[Records excerpted from a collection]
* START *
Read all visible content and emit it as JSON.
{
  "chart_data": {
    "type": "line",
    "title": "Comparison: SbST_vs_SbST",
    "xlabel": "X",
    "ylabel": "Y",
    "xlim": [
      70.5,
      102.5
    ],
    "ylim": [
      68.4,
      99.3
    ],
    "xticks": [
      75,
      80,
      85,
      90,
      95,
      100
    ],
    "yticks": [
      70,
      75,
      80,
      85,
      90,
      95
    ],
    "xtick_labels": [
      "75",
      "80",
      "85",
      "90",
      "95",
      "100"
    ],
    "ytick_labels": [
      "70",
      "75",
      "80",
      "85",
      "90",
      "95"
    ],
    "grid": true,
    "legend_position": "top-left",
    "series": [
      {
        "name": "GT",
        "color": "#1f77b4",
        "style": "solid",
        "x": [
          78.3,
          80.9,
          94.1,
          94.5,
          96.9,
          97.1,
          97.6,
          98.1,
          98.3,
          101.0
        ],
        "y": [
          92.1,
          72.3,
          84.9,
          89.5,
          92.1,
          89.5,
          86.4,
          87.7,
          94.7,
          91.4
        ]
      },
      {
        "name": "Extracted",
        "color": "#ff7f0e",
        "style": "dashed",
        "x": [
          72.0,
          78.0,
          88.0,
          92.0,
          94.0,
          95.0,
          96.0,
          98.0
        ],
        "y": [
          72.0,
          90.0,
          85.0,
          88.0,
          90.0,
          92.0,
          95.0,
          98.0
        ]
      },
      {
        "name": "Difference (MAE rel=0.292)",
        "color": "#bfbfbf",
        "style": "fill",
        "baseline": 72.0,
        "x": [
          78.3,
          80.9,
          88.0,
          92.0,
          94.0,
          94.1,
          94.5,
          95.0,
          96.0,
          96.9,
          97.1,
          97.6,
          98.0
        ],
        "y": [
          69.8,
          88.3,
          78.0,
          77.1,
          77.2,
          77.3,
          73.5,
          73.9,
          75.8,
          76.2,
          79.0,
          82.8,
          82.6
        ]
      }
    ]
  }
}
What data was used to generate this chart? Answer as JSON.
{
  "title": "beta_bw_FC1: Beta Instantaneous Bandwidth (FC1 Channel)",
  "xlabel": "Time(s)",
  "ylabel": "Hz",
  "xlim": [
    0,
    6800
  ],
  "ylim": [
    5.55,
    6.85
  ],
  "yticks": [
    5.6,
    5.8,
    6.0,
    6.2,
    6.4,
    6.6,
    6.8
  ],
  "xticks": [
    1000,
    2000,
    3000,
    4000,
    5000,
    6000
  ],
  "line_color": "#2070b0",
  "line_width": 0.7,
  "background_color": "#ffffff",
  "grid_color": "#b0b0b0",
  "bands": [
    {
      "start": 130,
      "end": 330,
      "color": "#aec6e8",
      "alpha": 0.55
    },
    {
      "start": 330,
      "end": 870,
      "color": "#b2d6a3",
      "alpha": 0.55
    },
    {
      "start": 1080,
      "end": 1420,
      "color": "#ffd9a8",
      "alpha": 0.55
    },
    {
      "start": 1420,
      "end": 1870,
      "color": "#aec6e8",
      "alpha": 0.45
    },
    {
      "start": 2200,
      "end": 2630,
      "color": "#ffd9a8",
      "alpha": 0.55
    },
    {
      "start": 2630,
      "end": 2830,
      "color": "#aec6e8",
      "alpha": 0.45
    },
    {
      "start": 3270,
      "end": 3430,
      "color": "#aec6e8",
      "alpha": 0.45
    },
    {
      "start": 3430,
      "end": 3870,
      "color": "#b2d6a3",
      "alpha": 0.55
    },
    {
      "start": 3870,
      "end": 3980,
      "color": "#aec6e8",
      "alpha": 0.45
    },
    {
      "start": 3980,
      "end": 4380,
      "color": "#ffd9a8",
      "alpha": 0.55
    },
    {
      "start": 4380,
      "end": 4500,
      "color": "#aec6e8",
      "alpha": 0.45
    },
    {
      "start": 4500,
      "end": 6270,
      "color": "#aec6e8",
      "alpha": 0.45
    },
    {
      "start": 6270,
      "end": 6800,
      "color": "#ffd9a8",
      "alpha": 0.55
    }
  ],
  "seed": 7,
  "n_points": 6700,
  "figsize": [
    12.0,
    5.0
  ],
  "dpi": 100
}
* END *
#### EXERCISE TASK:
All of the material above needs to be retyped word for word.

#### SOLUTION TO THE PROBLEM:
Read all visible content and emit it as JSON.
{
  "chart_data": {
    "type": "line",
    "title": "Comparison: SbST_vs_SbST",
    "xlabel": "X",
    "ylabel": "Y",
    "xlim": [
      70.5,
      102.5
    ],
    "ylim": [
      68.4,
      99.3
    ],
    "xticks": [
      75,
      80,
      85,
      90,
      95,
      100
    ],
    "yticks": [
      70,
      75,
      80,
      85,
      90,
      95
    ],
    "xtick_labels": [
      "75",
      "80",
      "85",
      "90",
      "95",
      "100"
    ],
    "ytick_labels": [
      "70",
      "75",
      "80",
      "85",
      "90",
      "95"
    ],
    "grid": true,
    "legend_position": "top-left",
    "series": [
      {
        "name": "GT",
        "color": "#1f77b4",
        "style": "solid",
        "x": [
          78.3,
          80.9,
          94.1,
          94.5,
          96.9,
          97.1,
          97.6,
          98.1,
          98.3,
          101.0
        ],
        "y": [
          92.1,
          72.3,
          84.9,
          89.5,
          92.1,
          89.5,
          86.4,
          87.7,
          94.7,
          91.4
        ]
      },
      {
        "name": "Extracted",
        "color": "#ff7f0e",
        "style": "dashed",
        "x": [
          72.0,
          78.0,
          88.0,
          92.0,
          94.0,
          95.0,
          96.0,
          98.0
        ],
        "y": [
          72.0,
          90.0,
          85.0,
          88.0,
          90.0,
          92.0,
          95.0,
          98.0
        ]
      },
      {
        "name": "Difference (MAE rel=0.292)",
        "color": "#bfbfbf",
        "style": "fill",
        "baseline": 72.0,
        "x": [
          78.3,
          80.9,
          88.0,
          92.0,
          94.0,
          94.1,
          94.5,
          95.0,
          96.0,
          96.9,
          97.1,
          97.6,
          98.0
        ],
        "y": [
          69.8,
          88.3,
          78.0,
          77.1,
          77.2,
          77.3,
          73.5,
          73.9,
          75.8,
          76.2,
          79.0,
          82.8,
          82.6
        ]
      }
    ]
  }
}
What data was used to generate this chart? Answer as JSON.
{
  "title": "beta_bw_FC1: Beta Instantaneous Bandwidth (FC1 Channel)",
  "xlabel": "Time(s)",
  "ylabel": "Hz",
  "xlim": [
    0,
    6800
  ],
  "ylim": [
    5.55,
    6.85
  ],
  "yticks": [
    5.6,
    5.8,
    6.0,
    6.2,
    6.4,
    6.6,
    6.8
  ],
  "xticks": [
    1000,
    2000,
    3000,
    4000,
    5000,
    6000
  ],
  "line_color": "#2070b0",
  "line_width": 0.7,
  "background_color": "#ffffff",
  "grid_color": "#b0b0b0",
  "bands": [
    {
      "start": 130,
      "end": 330,
      "color": "#aec6e8",
      "alpha": 0.55
    },
    {
      "start": 330,
      "end": 870,
      "color": "#b2d6a3",
      "alpha": 0.55
    },
    {
      "start": 1080,
      "end": 1420,
      "color": "#ffd9a8",
      "alpha": 0.55
    },
    {
      "start": 1420,
      "end": 1870,
      "color": "#aec6e8",
      "alpha": 0.45
    },
    {
      "start": 2200,
      "end": 2630,
      "color": "#ffd9a8",
      "alpha": 0.55
    },
    {
      "start": 2630,
      "end": 2830,
      "color": "#aec6e8",
      "alpha": 0.45
    },
    {
      "start": 3270,
      "end": 3430,
      "color": "#aec6e8",
      "alpha": 0.45
    },
    {
      "start": 3430,
      "end": 3870,
      "color": "#b2d6a3",
      "alpha": 0.55
    },
    {
      "start": 3870,
      "end": 3980,
      "color": "#aec6e8",
      "alpha": 0.45
    },
    {
      "start": 3980,
      "end": 4380,
      "color": "#ffd9a8",
      "alpha": 0.55
    },
    {
      "start": 4380,
      "end": 4500,
      "color": "#aec6e8",
      "alpha": 0.45
    },
    {
      "start": 4500,
      "end": 6270,
      "color": "#aec6e8",
      "alpha": 0.45
    },
    {
      "start": 6270,
      "end": 6800,
      "color": "#ffd9a8",
      "alpha": 0.55
    }
  ],
  "seed": 7,
  "n_points": 6700,
  "figsize": [
    12.0,
    5.0
  ],
  "dpi": 100
}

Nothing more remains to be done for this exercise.